┏━━
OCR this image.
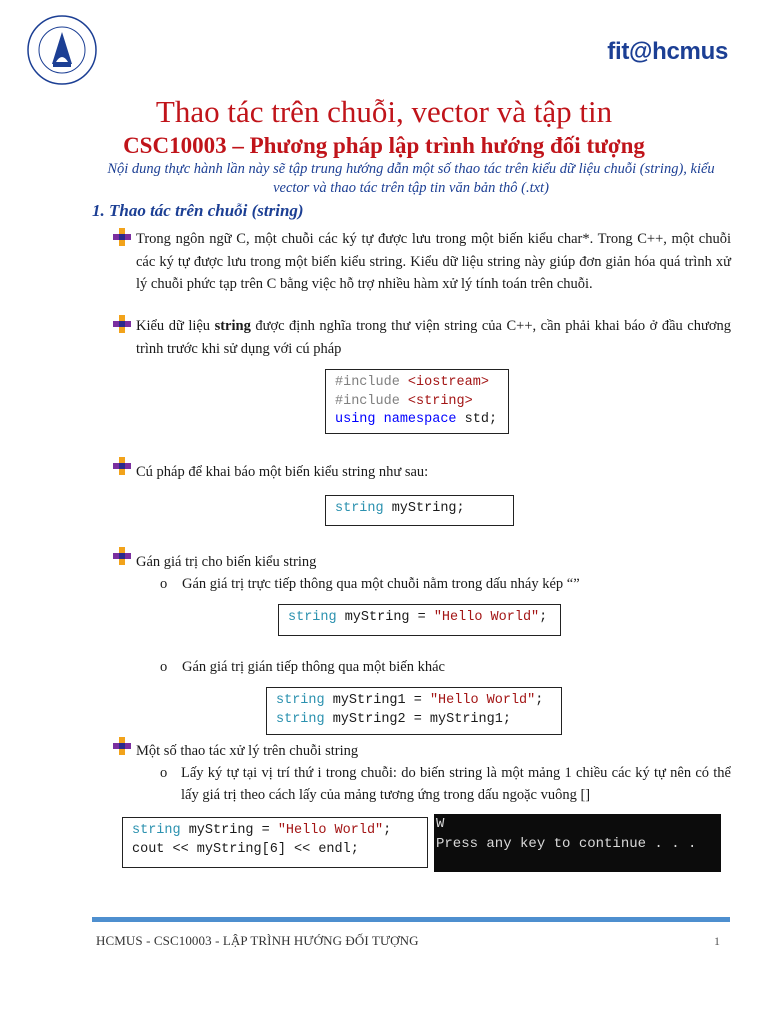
fit@hcmus
Thao tác trên chuỗi, vector và tập tin
CSC10003 – Phương pháp lập trình hướng đối tượng
Nội dung thực hành lần này sẽ tập trung hướng dẫn một số thao tác trên kiểu dữ liệu chuỗi (string), kiểu vector và thao tác trên tập tin văn bản thô (.txt)
1. Thao tác trên chuỗi (string)
Trong ngôn ngữ C, một chuỗi các ký tự được lưu trong một biến kiểu char*. Trong C++, một chuỗi các ký tự được lưu trong một biến kiểu string. Kiểu dữ liệu string này giúp đơn giản hóa quá trình xử lý chuỗi phức tạp trên C bằng việc hỗ trợ nhiều hàm xử lý tính toán trên chuỗi.
Kiểu dữ liệu string được định nghĩa trong thư viện string của C++, cần phải khai báo ở đầu chương trình trước khi sử dụng với cú pháp
#include <iostream>
#include <string>
using namespace std;
Cú pháp để khai báo một biến kiểu string như sau:
string myString;
Gán giá trị cho biến kiểu string
o Gán giá trị trực tiếp thông qua một chuỗi nằm trong dấu nháy kép “”
string myString = "Hello World";
o Gán giá trị gián tiếp thông qua một biến khác
string myString1 = "Hello World";
string myString2 = myString1;
Một số thao tác xử lý trên chuỗi string
o Lấy ký tự tại vị trí thứ i trong chuỗi: do biến string là một mảng 1 chiều các ký tự nên có thể lấy giá trị theo cách lấy của mảng tương ứng trong dấu ngoặc vuông []
string myString = "Hello World";
cout << myString[6] << endl;
W
Press any key to continue . . .
HCMUS - CSC10003 - LẬP TRÌNH HƯỚNG ĐỐI TƯỢNG	1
┗━━
# WHAT IS ASKED
Search the data above for the string "khai" and return every line that has it.

# TASK OUTPUT
Kiểu dữ liệu string được định nghĩa trong thư viện string của C++, cần phải khai báo ở đầu chương trình trước khi sử dụng với cú pháp
Cú pháp để khai báo một biến kiểu string như sau:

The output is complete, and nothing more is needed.